Work instructions:
Set down, unchanged, every line of the material from the one containing "- node-criterion-3: ⑶: [507, 451, 520, 466]" down through the one containing "- node-congruent-property: 性质: [462, 472, 488, 487]", including both of those lines.

Supplied records:
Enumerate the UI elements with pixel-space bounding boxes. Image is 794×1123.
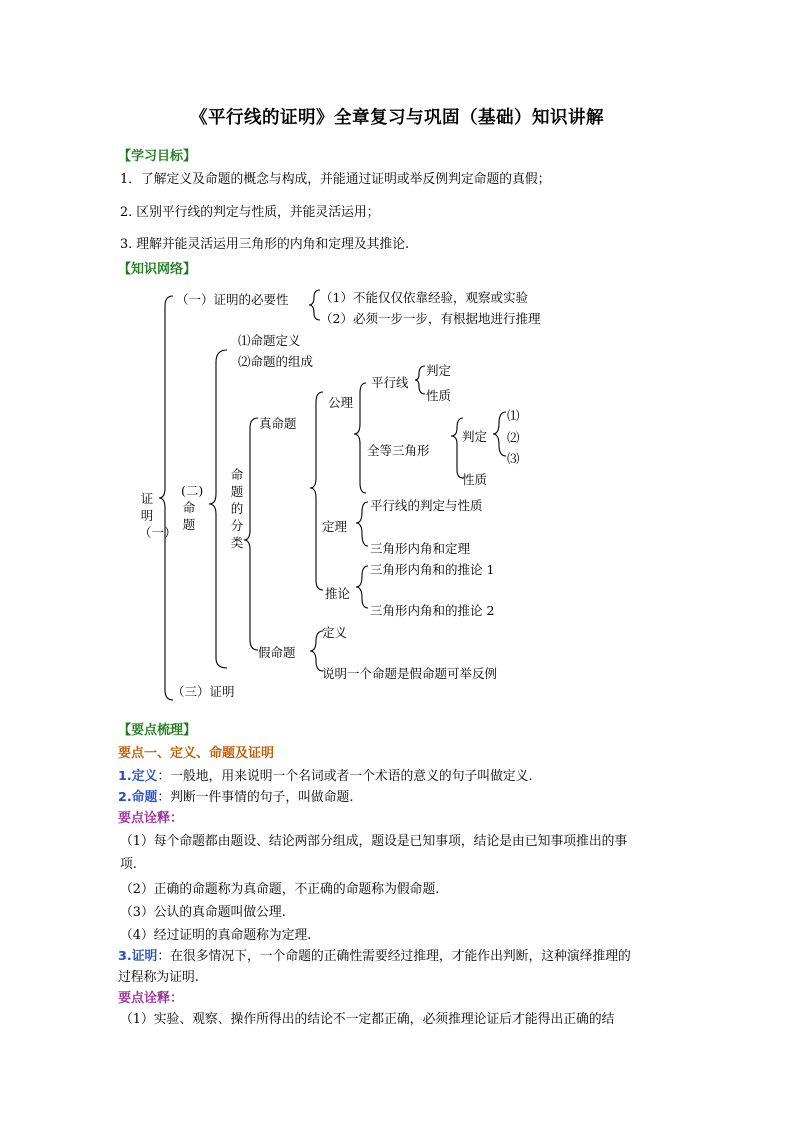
- node-criterion-3: ⑶: [507, 451, 520, 466]
- node-corollary: 推论: [325, 586, 351, 601]
- node-proposition: (二)命题: [181, 483, 204, 532]
- note-3: （3）公认的真命题叫做公理.: [120, 905, 286, 920]
- proof-note-1: （1）实验、观察、操作所得出的结论不一定都正确，必须推理论证后才能得出正确的结: [120, 1012, 615, 1027]
- note-heading-2: 要点诠释：: [118, 991, 184, 1006]
- node-false-prop: 假命题: [258, 645, 296, 660]
- network-heading: 【知识网络】: [118, 262, 197, 277]
- page-title: 《平行线的证明》全章复习与巩固（基础）知识讲解: [190, 108, 604, 128]
- node-criterion-2: ⑵: [507, 430, 520, 445]
- proof-text-line-1: ：在很多情况下，一个命题的正确性需要经过推理，才能作出判断，这种演绎推理的: [157, 949, 631, 964]
- objective-item-2: 2. 区别平行线的判定与性质，并能灵活运用；: [120, 205, 380, 220]
- node-theorem-1: 平行线的判定与性质: [370, 498, 483, 513]
- node-axiom: 公理: [328, 395, 354, 410]
- node-prop-composition: ⑵命题的组成: [238, 354, 314, 369]
- proof-paragraph: [118, 945, 631, 964]
- proposition-paragraph: [118, 786, 353, 805]
- objectives-heading: 【学习目标】: [118, 149, 197, 164]
- node-corollary-1: 三角形内角和的推论 1: [370, 562, 495, 577]
- node-congruent: 全等三角形: [367, 443, 430, 458]
- node-prop-classification: 命题的分类: [230, 467, 244, 550]
- root-proof-label: 证明（一）: [139, 491, 177, 540]
- note-1-line-1: （1）每个命题都由题设、结论两部分组成，题设是已知事项，结论是由已知事项推出的事: [120, 834, 628, 849]
- node-true-prop: 真命题: [259, 416, 297, 431]
- definition-label: 1.定义: [118, 769, 158, 784]
- node-parallel-property: 性质: [426, 388, 452, 403]
- node-criterion-1: ⑴: [507, 408, 520, 423]
- proposition-label: 2.命题: [118, 790, 158, 805]
- note-1-line-2: 项.: [120, 857, 137, 872]
- node-congruent-judge: 判定: [462, 429, 488, 444]
- note-2: （2）正确的命题称为真命题，不正确的命题称为假命题.: [120, 882, 440, 897]
- proof-label: 3.证明: [118, 949, 158, 964]
- node-necessity: （一）证明的必要性: [176, 292, 289, 307]
- node-theorem: 定理: [322, 519, 348, 534]
- node-false-definition: 定义: [322, 625, 348, 640]
- node-proof: （三）证明: [172, 684, 235, 699]
- node-congruent-property: 性质: [462, 472, 488, 487]
- node-corollary-2: 三角形内角和的推论 2: [370, 603, 495, 618]
- definition-paragraph: [118, 765, 533, 784]
- node-necessity-1: （1）不能仅仅依靠经验，观察或实验: [320, 290, 528, 305]
- objective-item-1: 1．了解定义及命题的概念与构成，并能通过证明或举反例判定命题的真假；: [120, 172, 551, 187]
- section-1-heading: 要点一、定义、命题及证明: [118, 746, 275, 761]
- node-false-explain: 说明一个命题是假命题可举反例: [322, 666, 498, 681]
- objective-item-3: 3. 理解并能灵活运用三角形的内角和定理及其推论.: [120, 237, 410, 252]
- note-4: （4）经过证明的真命题称为定理.: [120, 928, 312, 943]
- proof-text-line-2: 过程称为证明.: [118, 970, 199, 985]
- keypoints-heading: 【要点梳理】: [118, 723, 197, 738]
- node-prop-definition: ⑴命题定义: [238, 333, 301, 348]
- node-theorem-2: 三角形内角和定理: [370, 541, 471, 556]
- definition-text: ：一般地，用来说明一个名词或者一个术语的意义的句子叫做定义.: [157, 769, 533, 784]
- node-necessity-2: （2）必须一步一步，有根据地进行推理: [320, 311, 541, 326]
- note-heading-1: 要点诠释：: [118, 811, 184, 826]
- node-parallel: 平行线: [371, 375, 409, 390]
- node-parallel-judge: 判定: [426, 363, 452, 378]
- proposition-text: ：判断一件事情的句子，叫做命题.: [157, 790, 354, 805]
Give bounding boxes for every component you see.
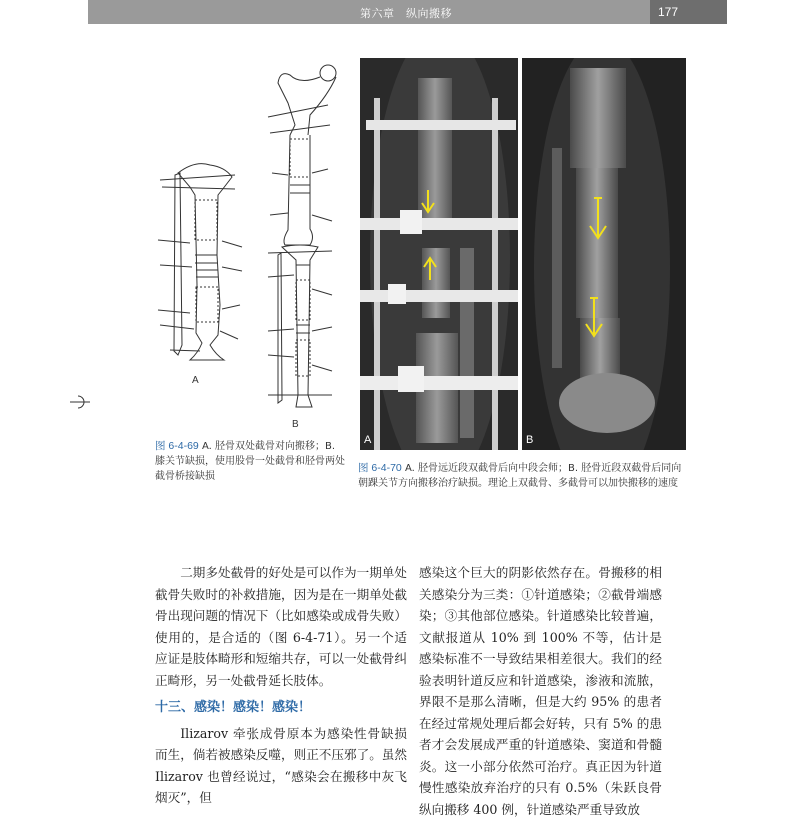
paragraph: 感染这个巨大的阴影依然存在。骨搬移的相关感染分为三类：①针道感染；②截骨端感染；③其他部位感染。针道感染比较普遍，文献报道从 10% 到 100% 不等，估计是感染标准不一导致结果相差很大。我们的经验表明针道反应和针道感染，渗液和流脓，界限不是那么清晰，但是大约 95% 的患者在经过常规处理后都会好转，只有 5% 的患者才会发展成严重的针道感染、窦道和骨髓炎。这一小部分依然可治疗。真正因为针道慢性感染放弃治疗的只有 0.5%（朱跃良骨纵向搬移 400 例，针道感染严重导致放 <box>419 565 662 817</box>
figure-69-label-a: A <box>192 375 199 386</box>
right-column <box>419 562 662 820</box>
chapter-title: 第六章 纵向搬移 <box>360 7 452 20</box>
figure-69-caption-number: 图 6-4-69 <box>155 440 199 452</box>
figure-70-caption-text: A. 胫骨远近段双截骨后向中段会师；B. 胫骨近段双截骨后同向朝踝关节方向搬移治疗缺损。理论上双截骨、多截骨可以加快搬移的速度 <box>358 463 682 489</box>
paragraph: Ilizarov 牵张成骨原本为感染性骨缺损而生，倘若被感染反噬，则正不压邪了。虽然 Ilizarov 也曾经说过，“感染会在搬移中灰飞烟灭”，但 <box>155 725 407 805</box>
figure-69-label-b: B <box>292 419 299 430</box>
xray-image-a <box>360 58 518 450</box>
page-number: 177 <box>658 5 679 19</box>
tibia-drawing-a <box>158 164 242 360</box>
paragraph: 二期多处截骨的好处是可以作为一期单处截骨失败时的补救措施，因为是在一期单处截骨出现问题的情况下（比如感染或成骨失败）使用的，是合适的（图 6-4-71）。另一个适应证是肢体畸形和短缩共存，可以一处截骨纠正畸形，另一处截骨延长肢体。 <box>155 565 407 688</box>
xray-b-graphic <box>522 58 686 450</box>
crop-mark-icon <box>70 392 90 412</box>
figure-70-caption-number: 图 6-4-70 <box>358 462 402 474</box>
figure-69-caption <box>155 439 345 484</box>
xray-a-label: A <box>364 434 372 446</box>
section-heading: 十三、感染！感染！感染！ <box>155 700 312 715</box>
figure-69-drawing <box>150 55 350 440</box>
xray-image-b <box>522 58 686 450</box>
xray-b-label: B <box>526 434 534 446</box>
left-column <box>155 562 407 809</box>
figure-70-caption <box>358 461 688 491</box>
xray-a-graphic <box>360 58 518 450</box>
femur-tibia-drawing-b <box>268 65 336 407</box>
figure-69-caption-text: A. 胫骨双处截骨对向搬移；B. 膝关节缺损，使用股骨一处截骨和胫骨两处截骨桥接缺损 <box>155 441 345 482</box>
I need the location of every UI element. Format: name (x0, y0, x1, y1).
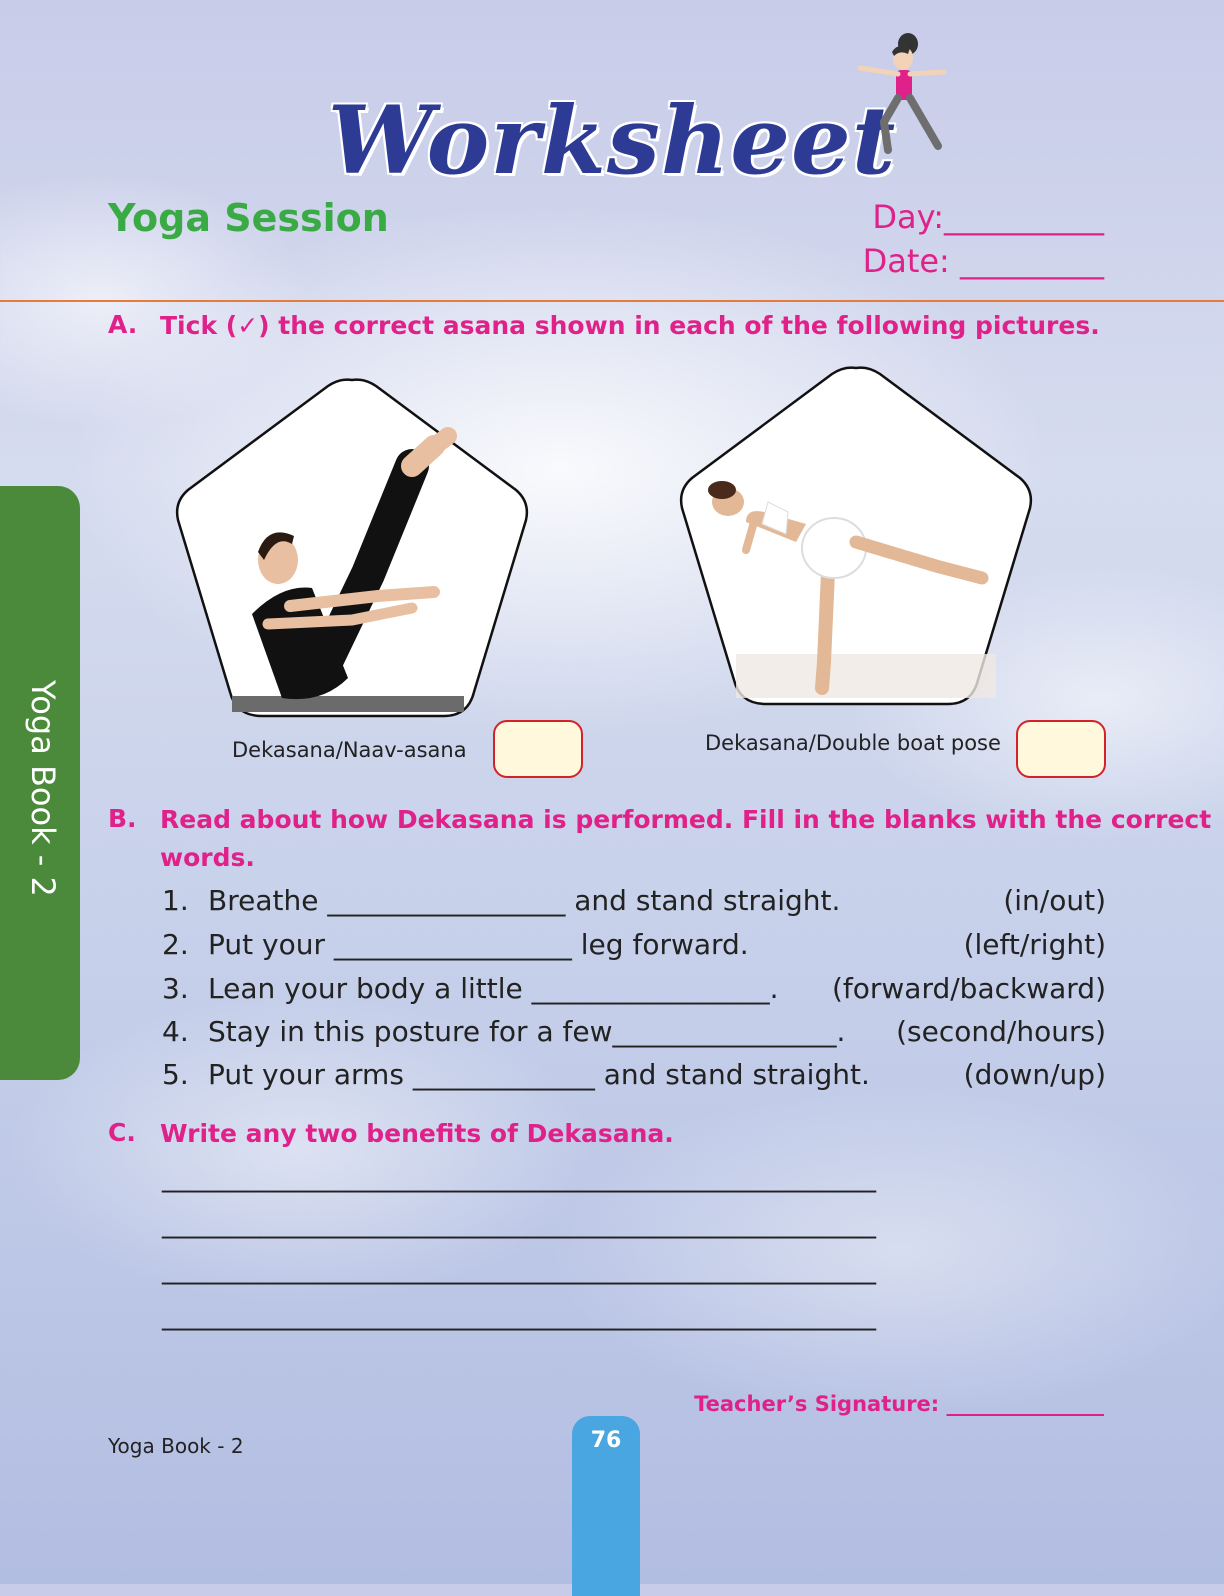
picture-2-caption: Dekasana/Double boat pose (705, 731, 1001, 755)
answer-line-3[interactable]: ___________________________________________________ (162, 1252, 876, 1285)
item-number: 1. (162, 884, 189, 917)
fill-blank-item-4[interactable] (162, 1015, 1106, 1048)
fill-blank-item-2[interactable] (162, 928, 1106, 961)
dekasana-photo (676, 362, 1036, 712)
answer-line-2[interactable]: ___________________________________________________ (162, 1206, 876, 1239)
yoga-girl-illustration (858, 32, 948, 162)
item-hint: (in/out) (1003, 884, 1106, 917)
footer-book-title: Yoga Book - 2 (108, 1434, 244, 1458)
item-number: 4. (162, 1015, 189, 1048)
header-divider (0, 300, 1224, 302)
section-c-letter: C. (108, 1118, 136, 1147)
item-text: Lean your body a little _________________. (208, 972, 779, 1005)
answer-line-4[interactable]: ___________________________________________________ (162, 1298, 876, 1331)
answer-line-1[interactable]: ___________________________________________________ (162, 1160, 876, 1193)
section-b-letter: B. (108, 804, 137, 833)
page-number: 76 (590, 1428, 622, 1453)
fill-blank-item-5[interactable] (162, 1058, 1106, 1091)
item-hint: (down/up) (963, 1058, 1106, 1091)
fill-blank-item-3[interactable] (162, 972, 1106, 1005)
picture-2-tick-box[interactable] (1016, 720, 1106, 778)
day-field[interactable]: Day:__________ (872, 198, 1104, 236)
worksheet-title: Worksheet (327, 86, 897, 196)
item-hint: (left/right) (963, 928, 1106, 961)
item-number: 5. (162, 1058, 189, 1091)
item-number: 3. (162, 972, 189, 1005)
side-tab-label: Yoga Book - 2 (24, 680, 62, 897)
fill-blank-item-1[interactable] (162, 884, 1106, 917)
section-b-instruction-line1: Read about how Dekasana is performed. Fill in the blanks with the correct (160, 805, 1212, 834)
item-text: Breathe _________________ and stand straight. (208, 884, 841, 917)
section-a-instruction: Tick (✓) the correct asana shown in each of the following pictures. (160, 311, 1100, 340)
item-hint: (forward/backward) (831, 972, 1106, 1005)
section-b-instruction-line2: words. (160, 843, 255, 872)
picture-1-caption: Dekasana/Naav-asana (232, 738, 467, 762)
section-c-instruction: Write any two benefits of Dekasana. (160, 1119, 674, 1148)
teacher-signature-field[interactable]: Teacher’s Signature: _______________ (694, 1392, 1104, 1416)
section-a-letter: A. (108, 310, 138, 339)
item-hint: (second/hours) (896, 1015, 1106, 1048)
item-text: Put your arms _____________ and stand straight. (208, 1058, 870, 1091)
date-field[interactable]: Date: _________ (862, 242, 1104, 280)
item-text: Stay in this posture for a few________________. (208, 1015, 846, 1048)
subject-heading: Yoga Session (108, 196, 389, 240)
naavasana-photo (172, 374, 532, 724)
picture-1-tick-box[interactable] (493, 720, 583, 778)
item-number: 2. (162, 928, 189, 961)
item-text: Put your _________________ leg forward. (208, 928, 749, 961)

The completed task:
- node-criterion-3: ⑶: [507, 451, 520, 466]
- node-corollary: 推论: [325, 586, 351, 601]
- node-proposition: (二)命题: [181, 483, 204, 532]
- note-3: （3）公认的真命题叫做公理.: [120, 905, 286, 920]
- proof-note-1: （1）实验、观察、操作所得出的结论不一定都正确，必须推理论证后才能得出正确的结: [120, 1012, 615, 1027]
- note-heading-2: 要点诠释：: [118, 991, 184, 1006]
- node-false-prop: 假命题: [258, 645, 296, 660]
- network-heading: 【知识网络】: [118, 262, 197, 277]
- page-title: 《平行线的证明》全章复习与巩固（基础）知识讲解: [190, 108, 604, 128]
- node-criterion-2: ⑵: [507, 430, 520, 445]
- proof-text-line-1: ：在很多情况下，一个命题的正确性需要经过推理，才能作出判断，这种演绎推理的: [157, 949, 631, 964]
- objective-item-2: 2. 区别平行线的判定与性质，并能灵活运用；: [120, 205, 380, 220]
- node-theorem-1: 平行线的判定与性质: [370, 498, 483, 513]
- node-axiom: 公理: [328, 395, 354, 410]
- node-prop-composition: ⑵命题的组成: [238, 354, 314, 369]
- proof-paragraph: [118, 945, 631, 964]
- proposition-paragraph: [118, 786, 353, 805]
- objectives-heading: 【学习目标】: [118, 149, 197, 164]
- node-corollary-1: 三角形内角和的推论 1: [370, 562, 495, 577]
- node-congruent: 全等三角形: [367, 443, 430, 458]
- node-prop-classification: 命题的分类: [230, 467, 244, 550]
- root-proof-label: 证明（一）: [139, 491, 177, 540]
- note-1-line-1: （1）每个命题都由题设、结论两部分组成，题设是已知事项，结论是由已知事项推出的事: [120, 834, 628, 849]
- node-true-prop: 真命题: [259, 416, 297, 431]
- definition-label: 1.定义: [118, 769, 158, 784]
- node-parallel-property: 性质: [426, 388, 452, 403]
- node-criterion-1: ⑴: [507, 408, 520, 423]
- proposition-label: 2.命题: [118, 790, 158, 805]
- note-1-line-2: 项.: [120, 857, 137, 872]
- node-congruent-judge: 判定: [462, 429, 488, 444]
- note-2: （2）正确的命题称为真命题，不正确的命题称为假命题.: [120, 882, 440, 897]
- proof-label: 3.证明: [118, 949, 158, 964]
- node-necessity: （一）证明的必要性: [176, 292, 289, 307]
- node-theorem: 定理: [322, 519, 348, 534]
- node-false-definition: 定义: [322, 625, 348, 640]
- node-proof: （三）证明: [172, 684, 235, 699]
- node-congruent-property: 性质: [462, 472, 488, 487]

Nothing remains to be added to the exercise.